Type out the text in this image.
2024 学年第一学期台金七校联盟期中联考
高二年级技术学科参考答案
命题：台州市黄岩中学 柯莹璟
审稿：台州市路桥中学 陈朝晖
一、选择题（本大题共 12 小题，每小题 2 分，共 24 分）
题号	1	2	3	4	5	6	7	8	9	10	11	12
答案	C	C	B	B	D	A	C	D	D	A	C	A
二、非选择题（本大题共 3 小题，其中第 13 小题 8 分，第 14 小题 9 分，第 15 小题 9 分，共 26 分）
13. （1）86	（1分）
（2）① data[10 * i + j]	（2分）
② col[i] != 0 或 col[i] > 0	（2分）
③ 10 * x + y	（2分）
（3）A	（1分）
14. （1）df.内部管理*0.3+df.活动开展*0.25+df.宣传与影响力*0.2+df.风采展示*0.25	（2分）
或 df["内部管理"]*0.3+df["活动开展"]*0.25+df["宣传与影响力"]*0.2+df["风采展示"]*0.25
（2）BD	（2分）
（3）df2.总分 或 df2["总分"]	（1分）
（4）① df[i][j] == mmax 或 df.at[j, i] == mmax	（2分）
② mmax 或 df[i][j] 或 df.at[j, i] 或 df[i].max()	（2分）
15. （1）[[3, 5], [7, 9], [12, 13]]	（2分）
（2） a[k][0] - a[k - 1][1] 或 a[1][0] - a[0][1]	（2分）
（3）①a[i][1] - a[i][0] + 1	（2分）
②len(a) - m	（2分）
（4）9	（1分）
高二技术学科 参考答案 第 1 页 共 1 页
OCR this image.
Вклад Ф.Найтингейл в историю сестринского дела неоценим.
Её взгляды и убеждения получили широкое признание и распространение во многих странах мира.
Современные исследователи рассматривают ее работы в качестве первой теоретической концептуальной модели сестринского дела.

What you have to do:
Extract all lines as given.

The completed task:
Type out the text in this image.
2024 学年第一学期台金七校联盟期中联考
高二年级技术学科参考答案
命题：台州市黄岩中学 柯莹璟
审稿：台州市路桥中学 陈朝晖
一、选择题（本大题共 12 小题，每小题 2 分，共 24 分）
题号	1	2	3	4	5	6	7	8	9	10	11	12
答案	C	C	B	B	D	A	C	D	D	A	C	A
二、非选择题（本大题共 3 小题，其中第 13 小题 8 分，第 14 小题 9 分，第 15 小题 9 分，共 26 分）
13. （1）86	（1分）
（2）① data[10 * i + j]	（2分）
② col[i] != 0 或 col[i] > 0	（2分）
③ 10 * x + y	（2分）
（3）A	（1分）
14. （1）df.内部管理*0.3+df.活动开展*0.25+df.宣传与影响力*0.2+df.风采展示*0.25	（2分）
或 df["内部管理"]*0.3+df["活动开展"]*0.25+df["宣传与影响力"]*0.2+df["风采展示"]*0.25
（2）BD	（2分）
（3）df2.总分 或 df2["总分"]	（1分）
（4）① df[i][j] == mmax 或 df.at[j, i] == mmax	（2分）
② mmax 或 df[i][j] 或 df.at[j, i] 或 df[i].max()	（2分）
15. （1）[[3, 5], [7, 9], [12, 13]]	（2分）
（2） a[k][0] - a[k - 1][1] 或 a[1][0] - a[0][1]	（2分）
（3）①a[i][1] - a[i][0] + 1	（2分）
②len(a) - m	（2分）
（4）9	（1分）
高二技术学科 参考答案 第 1 页 共 1 页
OCR this image.
Вклад Ф.Найтингейл в историю сестринского дела неоценим.
Её взгляды и убеждения получили широкое признание и распространение во многих странах мира.
Современные исследователи рассматривают ее работы в качестве первой теоретической концептуальной модели сестринского дела.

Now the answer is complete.